◆ Supplied records ◆
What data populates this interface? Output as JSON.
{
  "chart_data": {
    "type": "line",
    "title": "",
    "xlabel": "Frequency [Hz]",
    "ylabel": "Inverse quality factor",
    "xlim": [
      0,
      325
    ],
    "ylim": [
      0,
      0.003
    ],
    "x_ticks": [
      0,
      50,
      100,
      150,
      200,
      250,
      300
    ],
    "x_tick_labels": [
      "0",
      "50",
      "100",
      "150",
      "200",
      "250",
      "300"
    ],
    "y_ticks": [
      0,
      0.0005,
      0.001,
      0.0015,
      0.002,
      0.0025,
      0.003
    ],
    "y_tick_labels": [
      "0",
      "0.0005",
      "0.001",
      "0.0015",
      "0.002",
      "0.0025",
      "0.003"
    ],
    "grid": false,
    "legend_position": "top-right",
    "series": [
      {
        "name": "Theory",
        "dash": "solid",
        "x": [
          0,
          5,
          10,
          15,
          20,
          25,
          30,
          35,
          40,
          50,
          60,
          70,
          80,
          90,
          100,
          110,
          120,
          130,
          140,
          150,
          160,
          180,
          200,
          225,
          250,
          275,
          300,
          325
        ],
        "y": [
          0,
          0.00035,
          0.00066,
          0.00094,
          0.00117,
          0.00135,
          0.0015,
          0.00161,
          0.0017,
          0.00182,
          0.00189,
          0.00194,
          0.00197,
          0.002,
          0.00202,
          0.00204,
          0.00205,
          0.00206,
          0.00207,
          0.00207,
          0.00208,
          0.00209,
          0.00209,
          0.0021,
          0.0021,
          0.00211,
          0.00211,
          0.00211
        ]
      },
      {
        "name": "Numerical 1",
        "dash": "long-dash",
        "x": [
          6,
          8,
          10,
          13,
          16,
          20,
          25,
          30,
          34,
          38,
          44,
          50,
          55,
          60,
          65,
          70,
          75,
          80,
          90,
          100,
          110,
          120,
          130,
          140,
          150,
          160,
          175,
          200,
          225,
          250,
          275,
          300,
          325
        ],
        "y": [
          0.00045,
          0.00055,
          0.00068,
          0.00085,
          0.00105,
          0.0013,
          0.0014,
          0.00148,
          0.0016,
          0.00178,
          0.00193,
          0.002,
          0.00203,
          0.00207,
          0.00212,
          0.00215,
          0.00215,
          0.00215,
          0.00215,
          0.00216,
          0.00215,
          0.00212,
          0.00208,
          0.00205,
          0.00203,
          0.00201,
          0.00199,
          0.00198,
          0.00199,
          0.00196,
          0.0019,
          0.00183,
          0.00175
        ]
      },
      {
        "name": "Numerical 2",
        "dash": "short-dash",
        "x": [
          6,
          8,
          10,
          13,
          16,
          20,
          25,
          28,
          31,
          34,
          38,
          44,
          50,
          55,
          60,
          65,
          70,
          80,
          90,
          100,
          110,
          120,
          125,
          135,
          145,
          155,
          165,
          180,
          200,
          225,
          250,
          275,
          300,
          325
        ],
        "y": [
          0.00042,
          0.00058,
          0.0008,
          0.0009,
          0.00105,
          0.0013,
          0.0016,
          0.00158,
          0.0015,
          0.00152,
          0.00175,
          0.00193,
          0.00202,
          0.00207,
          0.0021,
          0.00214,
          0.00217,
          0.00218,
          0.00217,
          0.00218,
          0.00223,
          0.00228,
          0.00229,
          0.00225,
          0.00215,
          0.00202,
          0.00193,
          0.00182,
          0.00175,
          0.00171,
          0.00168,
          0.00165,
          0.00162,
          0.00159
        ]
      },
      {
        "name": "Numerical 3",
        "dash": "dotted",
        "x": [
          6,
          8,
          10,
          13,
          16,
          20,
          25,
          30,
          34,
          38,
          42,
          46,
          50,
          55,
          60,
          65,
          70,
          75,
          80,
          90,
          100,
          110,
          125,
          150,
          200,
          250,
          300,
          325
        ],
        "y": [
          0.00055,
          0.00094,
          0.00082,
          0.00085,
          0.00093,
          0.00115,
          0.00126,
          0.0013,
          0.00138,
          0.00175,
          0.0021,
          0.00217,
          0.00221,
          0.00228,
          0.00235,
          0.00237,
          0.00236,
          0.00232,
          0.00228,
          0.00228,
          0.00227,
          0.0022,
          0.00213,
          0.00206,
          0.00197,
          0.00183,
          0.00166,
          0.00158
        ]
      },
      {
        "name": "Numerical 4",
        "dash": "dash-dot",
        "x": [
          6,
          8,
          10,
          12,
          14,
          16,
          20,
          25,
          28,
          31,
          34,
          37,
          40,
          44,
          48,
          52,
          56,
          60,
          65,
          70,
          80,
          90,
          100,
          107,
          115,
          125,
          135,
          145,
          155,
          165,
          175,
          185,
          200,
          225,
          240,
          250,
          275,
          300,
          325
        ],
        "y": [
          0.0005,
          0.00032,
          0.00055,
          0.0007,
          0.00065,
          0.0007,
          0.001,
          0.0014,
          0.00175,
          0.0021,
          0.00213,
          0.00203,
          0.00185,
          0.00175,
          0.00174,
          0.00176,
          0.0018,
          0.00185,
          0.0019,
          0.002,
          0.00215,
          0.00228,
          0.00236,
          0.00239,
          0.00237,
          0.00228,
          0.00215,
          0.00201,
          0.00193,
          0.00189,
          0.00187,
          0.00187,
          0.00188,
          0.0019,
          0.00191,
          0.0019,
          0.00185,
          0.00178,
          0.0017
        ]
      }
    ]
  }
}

◆ The task ◆
Could you reproduce every record above exactly as it appears?

◆ Expected output ◆
What data populates this interface? Output as JSON.
{
  "chart_data": {
    "type": "line",
    "title": "",
    "xlabel": "Frequency [Hz]",
    "ylabel": "Inverse quality factor",
    "xlim": [
      0,
      325
    ],
    "ylim": [
      0,
      0.003
    ],
    "x_ticks": [
      0,
      50,
      100,
      150,
      200,
      250,
      300
    ],
    "x_tick_labels": [
      "0",
      "50",
      "100",
      "150",
      "200",
      "250",
      "300"
    ],
    "y_ticks": [
      0,
      0.0005,
      0.001,
      0.0015,
      0.002,
      0.0025,
      0.003
    ],
    "y_tick_labels": [
      "0",
      "0.0005",
      "0.001",
      "0.0015",
      "0.002",
      "0.0025",
      "0.003"
    ],
    "grid": false,
    "legend_position": "top-right",
    "series": [
      {
        "name": "Theory",
        "dash": "solid",
        "x": [
          0,
          5,
          10,
          15,
          20,
          25,
          30,
          35,
          40,
          50,
          60,
          70,
          80,
          90,
          100,
          110,
          120,
          130,
          140,
          150,
          160,
          180,
          200,
          225,
          250,
          275,
          300,
          325
        ],
        "y": [
          0,
          0.00035,
          0.00066,
          0.00094,
          0.00117,
          0.00135,
          0.0015,
          0.00161,
          0.0017,
          0.00182,
          0.00189,
          0.00194,
          0.00197,
          0.002,
          0.00202,
          0.00204,
          0.00205,
          0.00206,
          0.00207,
          0.00207,
          0.00208,
          0.00209,
          0.00209,
          0.0021,
          0.0021,
          0.00211,
          0.00211,
          0.00211
        ]
      },
      {
        "name": "Numerical 1",
        "dash": "long-dash",
        "x": [
          6,
          8,
          10,
          13,
          16,
          20,
          25,
          30,
          34,
          38,
          44,
          50,
          55,
          60,
          65,
          70,
          75,
          80,
          90,
          100,
          110,
          120,
          130,
          140,
          150,
          160,
          175,
          200,
          225,
          250,
          275,
          300,
          325
        ],
        "y": [
          0.00045,
          0.00055,
          0.00068,
          0.00085,
          0.00105,
          0.0013,
          0.0014,
          0.00148,
          0.0016,
          0.00178,
          0.00193,
          0.002,
          0.00203,
          0.00207,
          0.00212,
          0.00215,
          0.00215,
          0.00215,
          0.00215,
          0.00216,
          0.00215,
          0.00212,
          0.00208,
          0.00205,
          0.00203,
          0.00201,
          0.00199,
          0.00198,
          0.00199,
          0.00196,
          0.0019,
          0.00183,
          0.00175
        ]
      },
      {
        "name": "Numerical 2",
        "dash": "short-dash",
        "x": [
          6,
          8,
          10,
          13,
          16,
          20,
          25,
          28,
          31,
          34,
          38,
          44,
          50,
          55,
          60,
          65,
          70,
          80,
          90,
          100,
          110,
          120,
          125,
          135,
          145,
          155,
          165,
          180,
          200,
          225,
          250,
          275,
          300,
          325
        ],
        "y": [
          0.00042,
          0.00058,
          0.0008,
          0.0009,
          0.00105,
          0.0013,
          0.0016,
          0.00158,
          0.0015,
          0.00152,
          0.00175,
          0.00193,
          0.00202,
          0.00207,
          0.0021,
          0.00214,
          0.00217,
          0.00218,
          0.00217,
          0.00218,
          0.00223,
          0.00228,
          0.00229,
          0.00225,
          0.00215,
          0.00202,
          0.00193,
          0.00182,
          0.00175,
          0.00171,
          0.00168,
          0.00165,
          0.00162,
          0.00159
        ]
      },
      {
        "name": "Numerical 3",
        "dash": "dotted",
        "x": [
          6,
          8,
          10,
          13,
          16,
          20,
          25,
          30,
          34,
          38,
          42,
          46,
          50,
          55,
          60,
          65,
          70,
          75,
          80,
          90,
          100,
          110,
          125,
          150,
          200,
          250,
          300,
          325
        ],
        "y": [
          0.00055,
          0.00094,
          0.00082,
          0.00085,
          0.00093,
          0.00115,
          0.00126,
          0.0013,
          0.00138,
          0.00175,
          0.0021,
          0.00217,
          0.00221,
          0.00228,
          0.00235,
          0.00237,
          0.00236,
          0.00232,
          0.00228,
          0.00228,
          0.00227,
          0.0022,
          0.00213,
          0.00206,
          0.00197,
          0.00183,
          0.00166,
          0.00158
        ]
      },
      {
        "name": "Numerical 4",
        "dash": "dash-dot",
        "x": [
          6,
          8,
          10,
          12,
          14,
          16,
          20,
          25,
          28,
          31,
          34,
          37,
          40,
          44,
          48,
          52,
          56,
          60,
          65,
          70,
          80,
          90,
          100,
          107,
          115,
          125,
          135,
          145,
          155,
          165,
          175,
          185,
          200,
          225,
          240,
          250,
          275,
          300,
          325
        ],
        "y": [
          0.0005,
          0.00032,
          0.00055,
          0.0007,
          0.00065,
          0.0007,
          0.001,
          0.0014,
          0.00175,
          0.0021,
          0.00213,
          0.00203,
          0.00185,
          0.00175,
          0.00174,
          0.00176,
          0.0018,
          0.00185,
          0.0019,
          0.002,
          0.00215,
          0.00228,
          0.00236,
          0.00239,
          0.00237,
          0.00228,
          0.00215,
          0.00201,
          0.00193,
          0.00189,
          0.00187,
          0.00187,
          0.00188,
          0.0019,
          0.00191,
          0.0019,
          0.00185,
          0.00178,
          0.0017
        ]
      }
    ]
  }
}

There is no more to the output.